**Set exercise**
Check every line of the entries that follow, and copy the ones containing "jalb".

┌─ Records shown

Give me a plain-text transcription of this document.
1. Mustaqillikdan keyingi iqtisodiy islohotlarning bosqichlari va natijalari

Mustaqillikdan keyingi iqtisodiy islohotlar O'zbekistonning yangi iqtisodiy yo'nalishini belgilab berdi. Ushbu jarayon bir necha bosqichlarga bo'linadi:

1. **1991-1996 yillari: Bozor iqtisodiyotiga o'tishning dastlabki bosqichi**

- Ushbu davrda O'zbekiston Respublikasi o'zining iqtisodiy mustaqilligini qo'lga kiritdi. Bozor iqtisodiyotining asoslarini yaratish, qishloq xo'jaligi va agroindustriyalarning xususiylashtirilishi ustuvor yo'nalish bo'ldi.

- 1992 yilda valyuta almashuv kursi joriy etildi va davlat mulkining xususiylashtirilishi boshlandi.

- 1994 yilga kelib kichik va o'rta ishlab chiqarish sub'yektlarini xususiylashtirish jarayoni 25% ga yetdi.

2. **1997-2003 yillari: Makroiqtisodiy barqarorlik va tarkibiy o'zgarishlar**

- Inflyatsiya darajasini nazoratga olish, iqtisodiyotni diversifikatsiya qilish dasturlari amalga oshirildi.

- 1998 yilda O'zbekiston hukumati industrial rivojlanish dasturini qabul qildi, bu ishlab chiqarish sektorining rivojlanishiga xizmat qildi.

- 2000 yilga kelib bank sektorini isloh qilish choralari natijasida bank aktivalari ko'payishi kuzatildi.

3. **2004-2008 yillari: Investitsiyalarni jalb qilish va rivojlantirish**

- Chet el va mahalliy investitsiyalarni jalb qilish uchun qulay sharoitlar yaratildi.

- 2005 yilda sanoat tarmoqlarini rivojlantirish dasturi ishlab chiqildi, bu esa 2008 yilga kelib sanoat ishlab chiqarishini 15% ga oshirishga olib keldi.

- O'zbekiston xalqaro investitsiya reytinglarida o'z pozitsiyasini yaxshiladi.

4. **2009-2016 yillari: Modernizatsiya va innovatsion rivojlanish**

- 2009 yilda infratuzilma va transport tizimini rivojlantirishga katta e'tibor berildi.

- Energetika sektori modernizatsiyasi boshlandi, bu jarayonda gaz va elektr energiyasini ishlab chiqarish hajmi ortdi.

└─
┌─ Records shown

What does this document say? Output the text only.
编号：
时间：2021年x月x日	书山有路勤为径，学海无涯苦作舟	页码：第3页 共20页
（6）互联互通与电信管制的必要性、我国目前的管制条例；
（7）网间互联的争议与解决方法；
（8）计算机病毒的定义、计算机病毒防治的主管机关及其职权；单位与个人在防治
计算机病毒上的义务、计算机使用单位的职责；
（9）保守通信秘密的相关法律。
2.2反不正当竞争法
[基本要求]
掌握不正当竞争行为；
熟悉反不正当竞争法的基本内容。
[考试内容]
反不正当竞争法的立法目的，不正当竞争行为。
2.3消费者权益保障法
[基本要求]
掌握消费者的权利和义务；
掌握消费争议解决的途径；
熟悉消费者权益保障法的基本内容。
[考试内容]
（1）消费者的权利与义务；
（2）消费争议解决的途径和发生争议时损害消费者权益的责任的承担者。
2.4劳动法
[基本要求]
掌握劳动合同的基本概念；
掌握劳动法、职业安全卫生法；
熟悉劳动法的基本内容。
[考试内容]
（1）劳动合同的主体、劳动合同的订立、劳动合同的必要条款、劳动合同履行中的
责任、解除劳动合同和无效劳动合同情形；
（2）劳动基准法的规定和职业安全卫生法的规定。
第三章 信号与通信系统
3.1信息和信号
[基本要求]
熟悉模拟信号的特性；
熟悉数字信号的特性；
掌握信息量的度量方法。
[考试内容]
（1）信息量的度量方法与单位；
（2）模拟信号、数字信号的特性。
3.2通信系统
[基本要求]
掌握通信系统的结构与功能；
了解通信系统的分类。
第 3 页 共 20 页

└─

**Exercise answer**
3. **2004-2008 yillari: Investitsiyalarni jalb qilish va rivojlantirish**
- Chet el va mahalliy investitsiyalarni jalb qilish uchun qulay sharoitlar yaratildi.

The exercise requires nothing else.